◆ Directions: Return the lines below that carry the word "Weekend".

◆ Dataset entries:
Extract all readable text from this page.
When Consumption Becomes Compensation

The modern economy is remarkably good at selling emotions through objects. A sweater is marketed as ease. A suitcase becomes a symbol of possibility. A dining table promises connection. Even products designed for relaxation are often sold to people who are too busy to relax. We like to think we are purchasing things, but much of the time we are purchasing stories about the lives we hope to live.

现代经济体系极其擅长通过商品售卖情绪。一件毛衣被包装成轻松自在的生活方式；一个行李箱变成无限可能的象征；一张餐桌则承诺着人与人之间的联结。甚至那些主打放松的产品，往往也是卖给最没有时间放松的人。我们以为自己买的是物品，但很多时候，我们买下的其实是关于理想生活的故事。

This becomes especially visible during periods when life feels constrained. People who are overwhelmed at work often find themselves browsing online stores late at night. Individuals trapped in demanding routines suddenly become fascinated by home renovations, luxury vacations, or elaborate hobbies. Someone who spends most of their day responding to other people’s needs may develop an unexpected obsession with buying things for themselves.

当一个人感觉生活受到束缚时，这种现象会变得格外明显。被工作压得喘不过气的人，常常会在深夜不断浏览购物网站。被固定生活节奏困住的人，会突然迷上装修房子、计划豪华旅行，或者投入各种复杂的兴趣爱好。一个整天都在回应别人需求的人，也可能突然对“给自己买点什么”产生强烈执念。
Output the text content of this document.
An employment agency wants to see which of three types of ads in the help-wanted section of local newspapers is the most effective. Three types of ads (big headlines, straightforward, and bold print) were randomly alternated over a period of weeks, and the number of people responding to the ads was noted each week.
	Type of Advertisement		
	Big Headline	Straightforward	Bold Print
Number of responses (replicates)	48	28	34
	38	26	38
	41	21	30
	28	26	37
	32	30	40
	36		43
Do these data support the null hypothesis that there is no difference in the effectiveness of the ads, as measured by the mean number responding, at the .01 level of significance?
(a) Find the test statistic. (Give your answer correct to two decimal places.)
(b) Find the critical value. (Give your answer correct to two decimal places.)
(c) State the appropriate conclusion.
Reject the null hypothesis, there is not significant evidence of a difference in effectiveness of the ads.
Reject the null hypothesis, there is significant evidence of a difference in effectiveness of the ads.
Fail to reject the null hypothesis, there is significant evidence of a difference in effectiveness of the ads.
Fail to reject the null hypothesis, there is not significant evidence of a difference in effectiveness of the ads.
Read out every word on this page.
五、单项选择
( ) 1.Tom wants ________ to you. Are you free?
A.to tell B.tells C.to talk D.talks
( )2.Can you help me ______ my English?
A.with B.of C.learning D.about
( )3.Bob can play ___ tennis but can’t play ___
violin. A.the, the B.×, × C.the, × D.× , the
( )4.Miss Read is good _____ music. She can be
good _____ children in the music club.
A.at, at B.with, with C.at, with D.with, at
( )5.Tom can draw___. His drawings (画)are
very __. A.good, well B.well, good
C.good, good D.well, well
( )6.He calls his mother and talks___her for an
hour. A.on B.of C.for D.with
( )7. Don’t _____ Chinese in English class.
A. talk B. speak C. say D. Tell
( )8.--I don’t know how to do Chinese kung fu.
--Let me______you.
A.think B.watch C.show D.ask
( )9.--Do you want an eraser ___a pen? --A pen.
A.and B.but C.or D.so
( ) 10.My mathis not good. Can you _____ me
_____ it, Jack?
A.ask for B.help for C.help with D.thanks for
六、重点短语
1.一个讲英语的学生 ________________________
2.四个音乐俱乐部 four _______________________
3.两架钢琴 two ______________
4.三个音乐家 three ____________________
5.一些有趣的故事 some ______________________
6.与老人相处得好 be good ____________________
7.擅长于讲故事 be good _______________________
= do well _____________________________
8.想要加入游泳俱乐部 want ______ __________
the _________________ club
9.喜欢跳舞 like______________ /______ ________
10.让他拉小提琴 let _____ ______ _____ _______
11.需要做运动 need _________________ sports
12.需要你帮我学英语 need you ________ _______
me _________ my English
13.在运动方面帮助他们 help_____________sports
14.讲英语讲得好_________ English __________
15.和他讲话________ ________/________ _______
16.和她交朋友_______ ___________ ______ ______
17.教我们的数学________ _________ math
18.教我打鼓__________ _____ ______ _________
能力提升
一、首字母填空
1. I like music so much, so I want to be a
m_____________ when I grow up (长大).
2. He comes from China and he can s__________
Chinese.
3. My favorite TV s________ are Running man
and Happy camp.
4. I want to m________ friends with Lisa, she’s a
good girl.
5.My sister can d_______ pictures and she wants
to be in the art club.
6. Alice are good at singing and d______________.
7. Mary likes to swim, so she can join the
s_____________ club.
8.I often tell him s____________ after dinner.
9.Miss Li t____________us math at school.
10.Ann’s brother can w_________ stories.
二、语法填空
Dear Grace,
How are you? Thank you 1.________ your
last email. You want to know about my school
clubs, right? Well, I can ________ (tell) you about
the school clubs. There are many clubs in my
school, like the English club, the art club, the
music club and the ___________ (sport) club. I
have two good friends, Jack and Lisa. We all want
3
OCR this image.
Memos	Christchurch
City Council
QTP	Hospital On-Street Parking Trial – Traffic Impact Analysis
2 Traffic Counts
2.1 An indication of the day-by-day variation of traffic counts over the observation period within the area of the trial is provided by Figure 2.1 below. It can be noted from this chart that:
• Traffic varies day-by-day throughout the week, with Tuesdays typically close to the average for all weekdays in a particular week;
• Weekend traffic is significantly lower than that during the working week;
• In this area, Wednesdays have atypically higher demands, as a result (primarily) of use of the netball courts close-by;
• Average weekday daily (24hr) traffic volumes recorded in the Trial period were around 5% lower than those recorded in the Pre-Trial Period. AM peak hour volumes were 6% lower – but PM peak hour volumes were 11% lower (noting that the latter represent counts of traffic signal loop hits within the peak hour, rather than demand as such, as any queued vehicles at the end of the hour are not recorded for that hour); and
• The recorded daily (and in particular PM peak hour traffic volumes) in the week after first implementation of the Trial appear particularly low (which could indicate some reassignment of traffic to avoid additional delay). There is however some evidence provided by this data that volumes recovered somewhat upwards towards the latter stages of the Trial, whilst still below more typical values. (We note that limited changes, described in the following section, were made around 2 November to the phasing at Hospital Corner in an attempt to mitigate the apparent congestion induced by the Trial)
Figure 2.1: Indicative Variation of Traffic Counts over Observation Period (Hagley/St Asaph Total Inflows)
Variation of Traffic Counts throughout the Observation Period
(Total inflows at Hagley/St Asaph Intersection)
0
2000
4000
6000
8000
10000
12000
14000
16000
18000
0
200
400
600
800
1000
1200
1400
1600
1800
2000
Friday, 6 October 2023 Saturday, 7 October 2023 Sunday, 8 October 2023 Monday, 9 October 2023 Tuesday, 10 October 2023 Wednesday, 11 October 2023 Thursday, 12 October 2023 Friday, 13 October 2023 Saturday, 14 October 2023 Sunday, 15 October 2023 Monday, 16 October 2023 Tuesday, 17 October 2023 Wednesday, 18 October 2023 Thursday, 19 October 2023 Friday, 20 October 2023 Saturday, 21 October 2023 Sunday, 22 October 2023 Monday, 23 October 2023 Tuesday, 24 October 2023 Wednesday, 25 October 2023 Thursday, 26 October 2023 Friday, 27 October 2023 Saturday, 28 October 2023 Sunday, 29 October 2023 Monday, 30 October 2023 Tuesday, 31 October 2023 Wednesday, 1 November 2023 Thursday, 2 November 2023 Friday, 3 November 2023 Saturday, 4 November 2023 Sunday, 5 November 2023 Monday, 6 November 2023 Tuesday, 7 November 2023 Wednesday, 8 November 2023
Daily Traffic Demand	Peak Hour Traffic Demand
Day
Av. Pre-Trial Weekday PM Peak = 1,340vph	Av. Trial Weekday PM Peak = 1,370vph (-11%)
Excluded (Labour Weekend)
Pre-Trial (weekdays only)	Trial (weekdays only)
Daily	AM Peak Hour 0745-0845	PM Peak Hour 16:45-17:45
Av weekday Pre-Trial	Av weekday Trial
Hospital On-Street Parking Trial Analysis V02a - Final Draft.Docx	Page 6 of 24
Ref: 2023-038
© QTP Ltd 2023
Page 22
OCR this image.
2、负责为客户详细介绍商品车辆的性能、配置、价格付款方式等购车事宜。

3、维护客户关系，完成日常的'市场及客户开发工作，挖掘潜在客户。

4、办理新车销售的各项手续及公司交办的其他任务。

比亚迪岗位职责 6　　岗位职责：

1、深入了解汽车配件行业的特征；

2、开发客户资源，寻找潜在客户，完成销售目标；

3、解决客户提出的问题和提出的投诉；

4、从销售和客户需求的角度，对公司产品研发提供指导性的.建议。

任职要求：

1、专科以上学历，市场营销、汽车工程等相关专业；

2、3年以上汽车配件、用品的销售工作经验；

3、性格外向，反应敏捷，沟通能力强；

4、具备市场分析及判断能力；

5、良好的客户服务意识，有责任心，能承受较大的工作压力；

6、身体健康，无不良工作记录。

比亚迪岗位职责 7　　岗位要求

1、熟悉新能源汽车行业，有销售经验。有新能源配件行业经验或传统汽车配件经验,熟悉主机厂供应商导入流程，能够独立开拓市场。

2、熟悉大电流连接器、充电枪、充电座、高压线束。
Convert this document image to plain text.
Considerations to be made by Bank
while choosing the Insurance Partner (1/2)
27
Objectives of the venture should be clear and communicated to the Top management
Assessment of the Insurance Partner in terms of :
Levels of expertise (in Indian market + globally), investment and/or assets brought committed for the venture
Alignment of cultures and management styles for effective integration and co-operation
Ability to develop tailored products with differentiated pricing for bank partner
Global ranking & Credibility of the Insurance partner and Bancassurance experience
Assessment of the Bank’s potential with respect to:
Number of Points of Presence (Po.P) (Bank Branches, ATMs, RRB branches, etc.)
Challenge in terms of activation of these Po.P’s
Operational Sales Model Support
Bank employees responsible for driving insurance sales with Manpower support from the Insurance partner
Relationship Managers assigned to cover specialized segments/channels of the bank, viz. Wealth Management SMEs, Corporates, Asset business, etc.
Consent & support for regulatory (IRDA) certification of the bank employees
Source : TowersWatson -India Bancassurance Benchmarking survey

◆ Solved problem:
• Weekend traffic is significantly lower than that during the working week;
Excluded (Labour Weekend)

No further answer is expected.